═══ RECORDS SUPPLIED

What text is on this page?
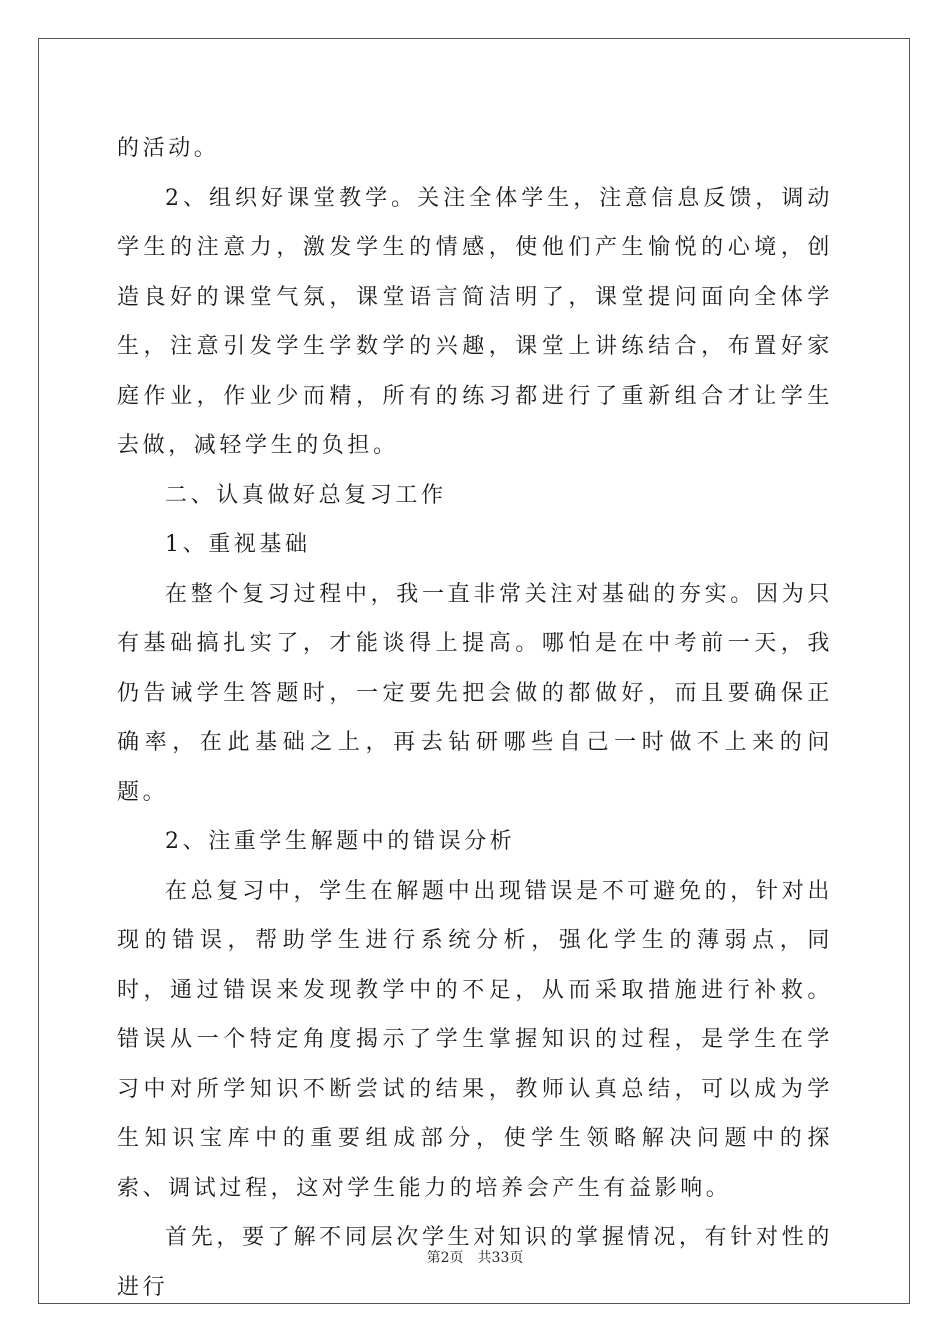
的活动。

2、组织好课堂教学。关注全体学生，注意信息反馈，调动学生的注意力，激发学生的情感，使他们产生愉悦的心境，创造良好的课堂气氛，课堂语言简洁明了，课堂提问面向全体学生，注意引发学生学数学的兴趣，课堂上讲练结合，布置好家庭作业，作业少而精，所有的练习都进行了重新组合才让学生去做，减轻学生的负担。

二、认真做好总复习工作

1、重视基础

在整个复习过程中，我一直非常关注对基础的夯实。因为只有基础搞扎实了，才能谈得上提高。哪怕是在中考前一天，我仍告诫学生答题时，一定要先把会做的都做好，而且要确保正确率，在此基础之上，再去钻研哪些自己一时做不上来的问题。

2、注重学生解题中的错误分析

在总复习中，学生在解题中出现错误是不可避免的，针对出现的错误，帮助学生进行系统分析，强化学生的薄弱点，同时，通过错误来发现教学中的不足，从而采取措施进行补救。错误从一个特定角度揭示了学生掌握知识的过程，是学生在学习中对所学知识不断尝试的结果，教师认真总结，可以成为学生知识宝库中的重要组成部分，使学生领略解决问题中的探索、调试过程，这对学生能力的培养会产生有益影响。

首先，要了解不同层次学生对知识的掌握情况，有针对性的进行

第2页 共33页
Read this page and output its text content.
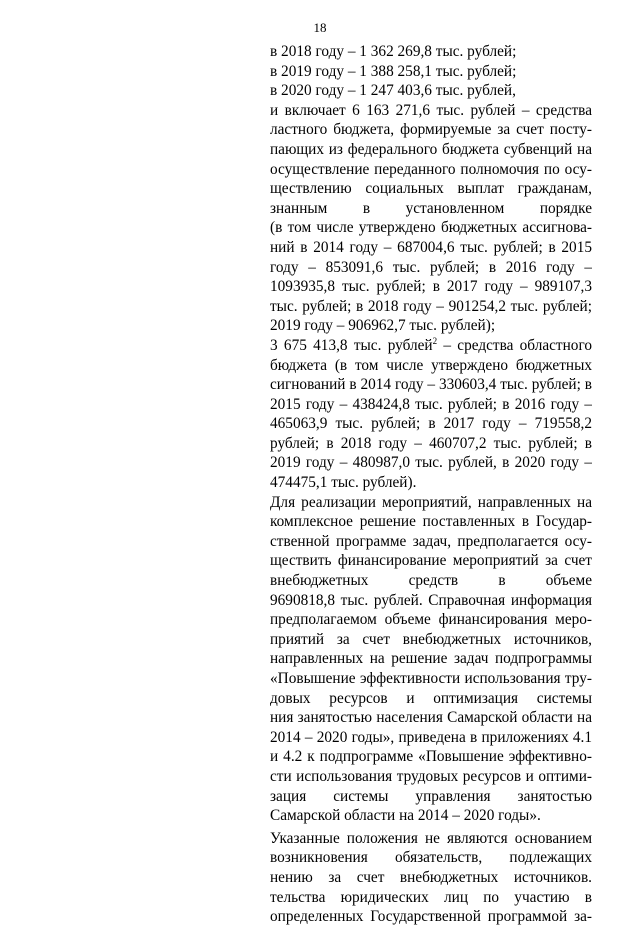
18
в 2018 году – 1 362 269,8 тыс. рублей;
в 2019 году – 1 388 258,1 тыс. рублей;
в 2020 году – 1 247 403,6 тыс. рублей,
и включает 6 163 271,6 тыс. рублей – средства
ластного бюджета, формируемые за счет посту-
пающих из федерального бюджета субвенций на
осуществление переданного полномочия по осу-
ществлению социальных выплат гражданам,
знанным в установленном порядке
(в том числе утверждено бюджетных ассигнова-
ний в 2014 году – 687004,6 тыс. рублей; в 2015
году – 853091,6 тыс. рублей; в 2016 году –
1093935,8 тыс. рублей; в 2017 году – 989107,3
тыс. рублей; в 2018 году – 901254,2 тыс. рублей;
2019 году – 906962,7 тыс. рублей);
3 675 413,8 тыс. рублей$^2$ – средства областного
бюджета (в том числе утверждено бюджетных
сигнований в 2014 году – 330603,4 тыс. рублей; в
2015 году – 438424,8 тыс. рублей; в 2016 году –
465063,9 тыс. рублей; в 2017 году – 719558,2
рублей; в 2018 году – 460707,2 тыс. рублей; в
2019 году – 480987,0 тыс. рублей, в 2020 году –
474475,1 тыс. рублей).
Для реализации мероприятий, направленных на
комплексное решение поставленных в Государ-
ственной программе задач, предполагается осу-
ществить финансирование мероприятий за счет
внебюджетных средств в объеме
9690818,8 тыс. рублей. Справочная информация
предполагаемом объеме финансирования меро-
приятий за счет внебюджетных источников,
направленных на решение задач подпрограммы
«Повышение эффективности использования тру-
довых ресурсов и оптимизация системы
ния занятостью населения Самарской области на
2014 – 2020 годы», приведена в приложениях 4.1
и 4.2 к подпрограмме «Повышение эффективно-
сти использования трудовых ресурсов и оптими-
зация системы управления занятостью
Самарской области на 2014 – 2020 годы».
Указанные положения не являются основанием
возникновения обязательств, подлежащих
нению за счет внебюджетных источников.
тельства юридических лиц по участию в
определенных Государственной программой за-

══════

- [WHAT IS EXPECTED] Apart from the pictures, the entries above are to be repeated in full and exactly.

- [THE RESULT]
What text is on this page?
的活动。

2、组织好课堂教学。关注全体学生，注意信息反馈，调动学生的注意力，激发学生的情感，使他们产生愉悦的心境，创造良好的课堂气氛，课堂语言简洁明了，课堂提问面向全体学生，注意引发学生学数学的兴趣，课堂上讲练结合，布置好家庭作业，作业少而精，所有的练习都进行了重新组合才让学生去做，减轻学生的负担。

二、认真做好总复习工作

1、重视基础

在整个复习过程中，我一直非常关注对基础的夯实。因为只有基础搞扎实了，才能谈得上提高。哪怕是在中考前一天，我仍告诫学生答题时，一定要先把会做的都做好，而且要确保正确率，在此基础之上，再去钻研哪些自己一时做不上来的问题。

2、注重学生解题中的错误分析

在总复习中，学生在解题中出现错误是不可避免的，针对出现的错误，帮助学生进行系统分析，强化学生的薄弱点，同时，通过错误来发现教学中的不足，从而采取措施进行补救。错误从一个特定角度揭示了学生掌握知识的过程，是学生在学习中对所学知识不断尝试的结果，教师认真总结，可以成为学生知识宝库中的重要组成部分，使学生领略解决问题中的探索、调试过程，这对学生能力的培养会产生有益影响。

首先，要了解不同层次学生对知识的掌握情况，有针对性的进行

第2页 共33页
Read this page and output its text content.
18
в 2018 году – 1 362 269,8 тыс. рублей;
в 2019 году – 1 388 258,1 тыс. рублей;
в 2020 году – 1 247 403,6 тыс. рублей,
и включает 6 163 271,6 тыс. рублей – средства
ластного бюджета, формируемые за счет посту-
пающих из федерального бюджета субвенций на
осуществление переданного полномочия по осу-
ществлению социальных выплат гражданам,
знанным в установленном порядке
(в том числе утверждено бюджетных ассигнова-
ний в 2014 году – 687004,6 тыс. рублей; в 2015
году – 853091,6 тыс. рублей; в 2016 году –
1093935,8 тыс. рублей; в 2017 году – 989107,3
тыс. рублей; в 2018 году – 901254,2 тыс. рублей;
2019 году – 906962,7 тыс. рублей);
3 675 413,8 тыс. рублей$^2$ – средства областного
бюджета (в том числе утверждено бюджетных
сигнований в 2014 году – 330603,4 тыс. рублей; в
2015 году – 438424,8 тыс. рублей; в 2016 году –
465063,9 тыс. рублей; в 2017 году – 719558,2
рублей; в 2018 году – 460707,2 тыс. рублей; в
2019 году – 480987,0 тыс. рублей, в 2020 году –
474475,1 тыс. рублей).
Для реализации мероприятий, направленных на
комплексное решение поставленных в Государ-
ственной программе задач, предполагается осу-
ществить финансирование мероприятий за счет
внебюджетных средств в объеме
9690818,8 тыс. рублей. Справочная информация
предполагаемом объеме финансирования меро-
приятий за счет внебюджетных источников,
направленных на решение задач подпрограммы
«Повышение эффективности использования тру-
довых ресурсов и оптимизация системы
ния занятостью населения Самарской области на
2014 – 2020 годы», приведена в приложениях 4.1
и 4.2 к подпрограмме «Повышение эффективно-
сти использования трудовых ресурсов и оптими-
зация системы управления занятостью
Самарской области на 2014 – 2020 годы».
Указанные положения не являются основанием
возникновения обязательств, подлежащих
нению за счет внебюджетных источников.
тельства юридических лиц по участию в
определенных Государственной программой за-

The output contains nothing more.